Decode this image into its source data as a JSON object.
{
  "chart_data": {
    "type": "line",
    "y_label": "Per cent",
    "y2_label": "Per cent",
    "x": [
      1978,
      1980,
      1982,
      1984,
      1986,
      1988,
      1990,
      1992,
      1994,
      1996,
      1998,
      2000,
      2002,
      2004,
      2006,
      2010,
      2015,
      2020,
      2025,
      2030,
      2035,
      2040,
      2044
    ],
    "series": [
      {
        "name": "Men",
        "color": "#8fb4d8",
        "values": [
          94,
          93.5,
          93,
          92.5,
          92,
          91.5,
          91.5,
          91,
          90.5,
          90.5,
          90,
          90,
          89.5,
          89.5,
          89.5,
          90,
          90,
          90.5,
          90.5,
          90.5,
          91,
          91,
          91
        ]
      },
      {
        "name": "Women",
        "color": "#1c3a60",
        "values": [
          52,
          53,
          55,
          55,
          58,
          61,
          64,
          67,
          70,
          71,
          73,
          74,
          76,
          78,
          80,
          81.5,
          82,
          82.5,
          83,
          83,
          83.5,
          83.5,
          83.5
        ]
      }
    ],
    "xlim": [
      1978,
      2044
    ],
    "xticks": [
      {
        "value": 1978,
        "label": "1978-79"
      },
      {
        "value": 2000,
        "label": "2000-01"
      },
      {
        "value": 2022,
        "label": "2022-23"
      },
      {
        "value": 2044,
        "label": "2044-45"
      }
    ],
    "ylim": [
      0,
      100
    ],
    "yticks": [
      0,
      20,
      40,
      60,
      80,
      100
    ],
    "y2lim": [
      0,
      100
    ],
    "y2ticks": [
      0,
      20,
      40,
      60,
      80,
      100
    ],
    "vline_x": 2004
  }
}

■ **Task prompt**
Quote each line of the data above exactly as written.

■ **Solution to the problem**
Decode this image into its source data as a JSON object.
{
  "chart_data": {
    "type": "line",
    "y_label": "Per cent",
    "y2_label": "Per cent",
    "x": [
      1978,
      1980,
      1982,
      1984,
      1986,
      1988,
      1990,
      1992,
      1994,
      1996,
      1998,
      2000,
      2002,
      2004,
      2006,
      2010,
      2015,
      2020,
      2025,
      2030,
      2035,
      2040,
      2044
    ],
    "series": [
      {
        "name": "Men",
        "color": "#8fb4d8",
        "values": [
          94,
          93.5,
          93,
          92.5,
          92,
          91.5,
          91.5,
          91,
          90.5,
          90.5,
          90,
          90,
          89.5,
          89.5,
          89.5,
          90,
          90,
          90.5,
          90.5,
          90.5,
          91,
          91,
          91
        ]
      },
      {
        "name": "Women",
        "color": "#1c3a60",
        "values": [
          52,
          53,
          55,
          55,
          58,
          61,
          64,
          67,
          70,
          71,
          73,
          74,
          76,
          78,
          80,
          81.5,
          82,
          82.5,
          83,
          83,
          83.5,
          83.5,
          83.5
        ]
      }
    ],
    "xlim": [
      1978,
      2044
    ],
    "xticks": [
      {
        "value": 1978,
        "label": "1978-79"
      },
      {
        "value": 2000,
        "label": "2000-01"
      },
      {
        "value": 2022,
        "label": "2022-23"
      },
      {
        "value": 2044,
        "label": "2044-45"
      }
    ],
    "ylim": [
      0,
      100
    ],
    "yticks": [
      0,
      20,
      40,
      60,
      80,
      100
    ],
    "y2lim": [
      0,
      100
    ],
    "y2ticks": [
      0,
      20,
      40,
      60,
      80,
      100
    ],
    "vline_x": 2004
  }
}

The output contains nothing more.